THE EXERCISE: In the material below, identify each line bearing the word "Karolinenthal". Reproduce those lines.

GIVEN DATA:
╔══

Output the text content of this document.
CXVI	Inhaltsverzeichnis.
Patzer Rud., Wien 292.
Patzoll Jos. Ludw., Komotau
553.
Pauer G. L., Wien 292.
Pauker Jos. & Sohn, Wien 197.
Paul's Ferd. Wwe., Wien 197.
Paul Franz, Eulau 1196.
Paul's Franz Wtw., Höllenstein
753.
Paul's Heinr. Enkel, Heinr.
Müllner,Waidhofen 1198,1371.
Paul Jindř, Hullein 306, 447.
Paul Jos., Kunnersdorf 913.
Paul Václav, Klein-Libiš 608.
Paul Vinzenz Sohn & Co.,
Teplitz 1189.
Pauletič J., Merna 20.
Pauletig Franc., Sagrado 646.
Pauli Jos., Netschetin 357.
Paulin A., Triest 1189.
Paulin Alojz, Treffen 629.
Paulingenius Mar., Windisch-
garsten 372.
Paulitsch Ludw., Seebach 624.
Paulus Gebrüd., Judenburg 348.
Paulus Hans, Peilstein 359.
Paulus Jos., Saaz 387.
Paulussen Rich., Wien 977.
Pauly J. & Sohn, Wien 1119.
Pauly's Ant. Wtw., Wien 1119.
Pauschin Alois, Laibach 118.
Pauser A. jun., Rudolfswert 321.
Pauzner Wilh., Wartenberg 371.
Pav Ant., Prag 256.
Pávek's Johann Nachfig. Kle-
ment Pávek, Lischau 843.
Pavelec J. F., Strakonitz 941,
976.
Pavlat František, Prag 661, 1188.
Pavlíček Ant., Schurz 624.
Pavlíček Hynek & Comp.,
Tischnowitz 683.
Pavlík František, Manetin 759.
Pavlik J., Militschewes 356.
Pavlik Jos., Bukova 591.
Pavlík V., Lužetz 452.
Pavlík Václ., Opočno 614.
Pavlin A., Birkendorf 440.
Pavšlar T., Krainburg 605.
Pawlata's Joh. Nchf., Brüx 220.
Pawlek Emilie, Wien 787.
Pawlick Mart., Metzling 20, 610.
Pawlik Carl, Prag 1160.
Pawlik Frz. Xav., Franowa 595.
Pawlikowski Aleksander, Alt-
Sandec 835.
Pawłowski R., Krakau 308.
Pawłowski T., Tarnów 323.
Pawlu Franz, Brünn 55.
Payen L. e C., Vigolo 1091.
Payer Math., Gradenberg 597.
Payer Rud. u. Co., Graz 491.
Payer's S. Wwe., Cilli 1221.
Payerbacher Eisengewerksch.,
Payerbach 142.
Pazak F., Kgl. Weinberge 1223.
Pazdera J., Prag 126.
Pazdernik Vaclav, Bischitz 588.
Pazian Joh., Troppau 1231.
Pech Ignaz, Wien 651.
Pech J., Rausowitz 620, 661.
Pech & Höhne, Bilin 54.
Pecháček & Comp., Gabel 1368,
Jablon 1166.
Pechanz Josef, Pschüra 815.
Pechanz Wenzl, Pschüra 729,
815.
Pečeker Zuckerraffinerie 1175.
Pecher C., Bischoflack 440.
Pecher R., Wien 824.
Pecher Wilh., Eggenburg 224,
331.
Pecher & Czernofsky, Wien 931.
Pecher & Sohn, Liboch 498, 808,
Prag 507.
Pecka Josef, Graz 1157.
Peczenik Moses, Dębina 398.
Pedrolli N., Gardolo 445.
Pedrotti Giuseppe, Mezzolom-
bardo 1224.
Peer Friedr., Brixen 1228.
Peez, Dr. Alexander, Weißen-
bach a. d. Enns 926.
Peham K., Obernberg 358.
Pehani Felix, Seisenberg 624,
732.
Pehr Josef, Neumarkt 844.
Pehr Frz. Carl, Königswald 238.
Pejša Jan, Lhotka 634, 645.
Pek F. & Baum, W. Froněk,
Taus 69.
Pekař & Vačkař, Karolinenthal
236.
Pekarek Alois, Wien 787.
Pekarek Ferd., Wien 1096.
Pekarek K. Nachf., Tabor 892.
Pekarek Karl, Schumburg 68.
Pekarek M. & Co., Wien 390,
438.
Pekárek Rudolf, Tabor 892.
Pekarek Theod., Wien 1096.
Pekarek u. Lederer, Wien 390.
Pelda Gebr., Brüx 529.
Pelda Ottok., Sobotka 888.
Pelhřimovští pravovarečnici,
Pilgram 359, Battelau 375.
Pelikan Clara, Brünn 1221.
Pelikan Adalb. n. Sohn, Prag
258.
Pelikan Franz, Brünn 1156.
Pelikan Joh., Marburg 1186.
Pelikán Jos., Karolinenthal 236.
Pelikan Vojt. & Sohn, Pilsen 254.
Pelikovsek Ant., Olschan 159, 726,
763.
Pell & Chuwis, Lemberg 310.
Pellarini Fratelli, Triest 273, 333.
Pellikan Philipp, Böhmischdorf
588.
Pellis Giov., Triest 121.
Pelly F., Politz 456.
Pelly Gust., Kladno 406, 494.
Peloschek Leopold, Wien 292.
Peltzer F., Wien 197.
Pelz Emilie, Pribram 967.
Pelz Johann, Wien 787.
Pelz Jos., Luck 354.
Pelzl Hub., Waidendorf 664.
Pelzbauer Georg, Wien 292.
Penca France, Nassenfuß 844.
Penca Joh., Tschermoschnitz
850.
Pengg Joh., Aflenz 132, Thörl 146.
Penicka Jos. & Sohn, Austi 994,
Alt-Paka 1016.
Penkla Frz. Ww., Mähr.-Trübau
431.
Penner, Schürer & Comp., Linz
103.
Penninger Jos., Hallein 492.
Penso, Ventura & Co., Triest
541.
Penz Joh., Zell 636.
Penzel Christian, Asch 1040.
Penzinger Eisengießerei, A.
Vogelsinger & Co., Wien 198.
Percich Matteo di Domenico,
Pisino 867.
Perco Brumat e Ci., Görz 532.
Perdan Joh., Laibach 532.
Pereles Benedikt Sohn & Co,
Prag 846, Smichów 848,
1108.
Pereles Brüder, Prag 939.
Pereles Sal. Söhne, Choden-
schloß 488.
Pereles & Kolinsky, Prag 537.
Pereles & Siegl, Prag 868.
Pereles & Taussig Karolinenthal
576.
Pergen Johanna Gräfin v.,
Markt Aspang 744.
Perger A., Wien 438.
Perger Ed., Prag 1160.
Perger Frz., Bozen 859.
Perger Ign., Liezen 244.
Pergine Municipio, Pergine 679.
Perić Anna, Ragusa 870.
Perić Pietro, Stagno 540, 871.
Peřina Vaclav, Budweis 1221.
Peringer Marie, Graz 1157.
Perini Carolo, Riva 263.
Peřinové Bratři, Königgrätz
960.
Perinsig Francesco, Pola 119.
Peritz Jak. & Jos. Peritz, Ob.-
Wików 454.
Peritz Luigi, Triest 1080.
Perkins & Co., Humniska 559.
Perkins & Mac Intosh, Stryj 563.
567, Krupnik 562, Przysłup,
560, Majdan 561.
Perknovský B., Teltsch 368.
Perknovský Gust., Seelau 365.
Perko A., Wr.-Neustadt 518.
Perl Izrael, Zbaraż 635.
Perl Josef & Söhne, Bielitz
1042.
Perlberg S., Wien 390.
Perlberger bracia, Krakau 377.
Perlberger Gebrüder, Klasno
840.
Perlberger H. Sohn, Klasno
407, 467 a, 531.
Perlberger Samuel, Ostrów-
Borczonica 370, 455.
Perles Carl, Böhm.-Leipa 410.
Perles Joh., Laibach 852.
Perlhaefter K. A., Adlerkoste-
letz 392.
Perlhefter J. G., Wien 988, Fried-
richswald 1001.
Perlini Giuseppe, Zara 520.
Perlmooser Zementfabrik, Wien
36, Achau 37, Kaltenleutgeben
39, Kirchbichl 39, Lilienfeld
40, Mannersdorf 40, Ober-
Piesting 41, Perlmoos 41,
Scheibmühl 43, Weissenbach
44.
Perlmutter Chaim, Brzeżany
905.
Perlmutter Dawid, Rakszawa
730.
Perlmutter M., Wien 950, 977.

╚══

OUTPUT BELOW:
Pekař & Vačkař, Karolinenthal
Pelikán Jos., Karolinenthal 236.
Pereles & Taussig Karolinenthal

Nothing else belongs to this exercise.